Collection entries
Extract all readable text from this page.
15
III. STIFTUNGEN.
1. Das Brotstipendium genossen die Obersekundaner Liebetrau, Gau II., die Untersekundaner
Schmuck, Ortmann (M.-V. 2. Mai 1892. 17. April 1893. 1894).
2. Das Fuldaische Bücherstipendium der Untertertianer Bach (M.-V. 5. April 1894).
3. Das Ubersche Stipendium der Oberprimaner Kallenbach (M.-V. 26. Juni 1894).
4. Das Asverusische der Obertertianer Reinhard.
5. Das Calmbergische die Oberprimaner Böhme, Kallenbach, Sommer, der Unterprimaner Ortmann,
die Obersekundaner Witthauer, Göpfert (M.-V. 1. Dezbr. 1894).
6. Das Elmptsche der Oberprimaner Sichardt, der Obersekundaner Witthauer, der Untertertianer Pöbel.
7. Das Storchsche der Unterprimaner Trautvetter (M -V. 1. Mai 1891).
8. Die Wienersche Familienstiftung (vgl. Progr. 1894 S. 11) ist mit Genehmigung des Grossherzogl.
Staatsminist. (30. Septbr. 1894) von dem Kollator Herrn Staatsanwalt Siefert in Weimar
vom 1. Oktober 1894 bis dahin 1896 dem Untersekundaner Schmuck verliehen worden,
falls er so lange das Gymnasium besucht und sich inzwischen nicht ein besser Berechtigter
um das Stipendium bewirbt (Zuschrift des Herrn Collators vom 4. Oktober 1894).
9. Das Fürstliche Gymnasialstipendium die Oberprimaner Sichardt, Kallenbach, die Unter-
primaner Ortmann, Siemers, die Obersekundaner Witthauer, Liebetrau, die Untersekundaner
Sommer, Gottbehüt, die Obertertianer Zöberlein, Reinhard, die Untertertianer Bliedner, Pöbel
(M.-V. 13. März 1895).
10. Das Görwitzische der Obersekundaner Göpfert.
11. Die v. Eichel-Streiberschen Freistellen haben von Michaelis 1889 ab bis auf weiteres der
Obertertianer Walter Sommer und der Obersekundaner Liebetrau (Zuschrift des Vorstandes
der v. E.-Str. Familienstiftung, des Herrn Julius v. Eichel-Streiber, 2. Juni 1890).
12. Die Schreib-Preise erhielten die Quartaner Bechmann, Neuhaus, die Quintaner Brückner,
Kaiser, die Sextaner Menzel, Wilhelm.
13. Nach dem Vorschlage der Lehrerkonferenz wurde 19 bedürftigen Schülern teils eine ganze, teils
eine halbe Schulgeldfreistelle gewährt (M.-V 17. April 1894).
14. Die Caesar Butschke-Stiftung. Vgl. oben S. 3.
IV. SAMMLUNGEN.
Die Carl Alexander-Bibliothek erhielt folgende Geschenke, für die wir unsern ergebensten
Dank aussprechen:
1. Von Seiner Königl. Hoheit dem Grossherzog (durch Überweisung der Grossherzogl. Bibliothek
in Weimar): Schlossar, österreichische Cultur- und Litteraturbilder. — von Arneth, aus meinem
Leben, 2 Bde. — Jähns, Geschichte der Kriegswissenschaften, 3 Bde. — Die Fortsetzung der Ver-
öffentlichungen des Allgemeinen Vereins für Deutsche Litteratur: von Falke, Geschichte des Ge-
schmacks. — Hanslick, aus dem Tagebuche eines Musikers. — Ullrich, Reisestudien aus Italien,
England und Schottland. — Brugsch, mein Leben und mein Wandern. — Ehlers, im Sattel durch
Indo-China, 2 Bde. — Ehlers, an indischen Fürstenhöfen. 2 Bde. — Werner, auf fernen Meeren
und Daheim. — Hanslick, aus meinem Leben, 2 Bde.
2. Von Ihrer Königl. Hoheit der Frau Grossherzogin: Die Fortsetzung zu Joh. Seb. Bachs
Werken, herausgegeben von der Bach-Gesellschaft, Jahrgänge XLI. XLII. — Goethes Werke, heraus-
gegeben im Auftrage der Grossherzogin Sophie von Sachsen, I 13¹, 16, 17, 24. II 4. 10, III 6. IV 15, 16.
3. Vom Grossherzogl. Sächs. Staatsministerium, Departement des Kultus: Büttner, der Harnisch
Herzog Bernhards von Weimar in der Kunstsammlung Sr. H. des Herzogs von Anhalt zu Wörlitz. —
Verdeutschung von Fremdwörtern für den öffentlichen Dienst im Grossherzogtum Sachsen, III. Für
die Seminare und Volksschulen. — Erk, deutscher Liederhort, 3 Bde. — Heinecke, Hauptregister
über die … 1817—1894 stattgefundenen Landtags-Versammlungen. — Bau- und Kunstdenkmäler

> Task brief: Transcribe all of the lines in the records precisely.

> Output for this task:
Extract all readable text from this page.
15
III. STIFTUNGEN.
1. Das Brotstipendium genossen die Obersekundaner Liebetrau, Gau II., die Untersekundaner
Schmuck, Ortmann (M.-V. 2. Mai 1892. 17. April 1893. 1894).
2. Das Fuldaische Bücherstipendium der Untertertianer Bach (M.-V. 5. April 1894).
3. Das Ubersche Stipendium der Oberprimaner Kallenbach (M.-V. 26. Juni 1894).
4. Das Asverusische der Obertertianer Reinhard.
5. Das Calmbergische die Oberprimaner Böhme, Kallenbach, Sommer, der Unterprimaner Ortmann,
die Obersekundaner Witthauer, Göpfert (M.-V. 1. Dezbr. 1894).
6. Das Elmptsche der Oberprimaner Sichardt, der Obersekundaner Witthauer, der Untertertianer Pöbel.
7. Das Storchsche der Unterprimaner Trautvetter (M -V. 1. Mai 1891).
8. Die Wienersche Familienstiftung (vgl. Progr. 1894 S. 11) ist mit Genehmigung des Grossherzogl.
Staatsminist. (30. Septbr. 1894) von dem Kollator Herrn Staatsanwalt Siefert in Weimar
vom 1. Oktober 1894 bis dahin 1896 dem Untersekundaner Schmuck verliehen worden,
falls er so lange das Gymnasium besucht und sich inzwischen nicht ein besser Berechtigter
um das Stipendium bewirbt (Zuschrift des Herrn Collators vom 4. Oktober 1894).
9. Das Fürstliche Gymnasialstipendium die Oberprimaner Sichardt, Kallenbach, die Unter-
primaner Ortmann, Siemers, die Obersekundaner Witthauer, Liebetrau, die Untersekundaner
Sommer, Gottbehüt, die Obertertianer Zöberlein, Reinhard, die Untertertianer Bliedner, Pöbel
(M.-V. 13. März 1895).
10. Das Görwitzische der Obersekundaner Göpfert.
11. Die v. Eichel-Streiberschen Freistellen haben von Michaelis 1889 ab bis auf weiteres der
Obertertianer Walter Sommer und der Obersekundaner Liebetrau (Zuschrift des Vorstandes
der v. E.-Str. Familienstiftung, des Herrn Julius v. Eichel-Streiber, 2. Juni 1890).
12. Die Schreib-Preise erhielten die Quartaner Bechmann, Neuhaus, die Quintaner Brückner,
Kaiser, die Sextaner Menzel, Wilhelm.
13. Nach dem Vorschlage der Lehrerkonferenz wurde 19 bedürftigen Schülern teils eine ganze, teils
eine halbe Schulgeldfreistelle gewährt (M.-V 17. April 1894).
14. Die Caesar Butschke-Stiftung. Vgl. oben S. 3.
IV. SAMMLUNGEN.
Die Carl Alexander-Bibliothek erhielt folgende Geschenke, für die wir unsern ergebensten
Dank aussprechen:
1. Von Seiner Königl. Hoheit dem Grossherzog (durch Überweisung der Grossherzogl. Bibliothek
in Weimar): Schlossar, österreichische Cultur- und Litteraturbilder. — von Arneth, aus meinem
Leben, 2 Bde. — Jähns, Geschichte der Kriegswissenschaften, 3 Bde. — Die Fortsetzung der Ver-
öffentlichungen des Allgemeinen Vereins für Deutsche Litteratur: von Falke, Geschichte des Ge-
schmacks. — Hanslick, aus dem Tagebuche eines Musikers. — Ullrich, Reisestudien aus Italien,
England und Schottland. — Brugsch, mein Leben und mein Wandern. — Ehlers, im Sattel durch
Indo-China, 2 Bde. — Ehlers, an indischen Fürstenhöfen. 2 Bde. — Werner, auf fernen Meeren
und Daheim. — Hanslick, aus meinem Leben, 2 Bde.
2. Von Ihrer Königl. Hoheit der Frau Grossherzogin: Die Fortsetzung zu Joh. Seb. Bachs
Werken, herausgegeben von der Bach-Gesellschaft, Jahrgänge XLI. XLII. — Goethes Werke, heraus-
gegeben im Auftrage der Grossherzogin Sophie von Sachsen, I 13¹, 16, 17, 24. II 4. 10, III 6. IV 15, 16.
3. Vom Grossherzogl. Sächs. Staatsministerium, Departement des Kultus: Büttner, der Harnisch
Herzog Bernhards von Weimar in der Kunstsammlung Sr. H. des Herzogs von Anhalt zu Wörlitz. —
Verdeutschung von Fremdwörtern für den öffentlichen Dienst im Grossherzogtum Sachsen, III. Für
die Seminare und Volksschulen. — Erk, deutscher Liederhort, 3 Bde. — Heinecke, Hauptregister
über die … 1817—1894 stattgefundenen Landtags-Versammlungen. — Bau- und Kunstdenkmäler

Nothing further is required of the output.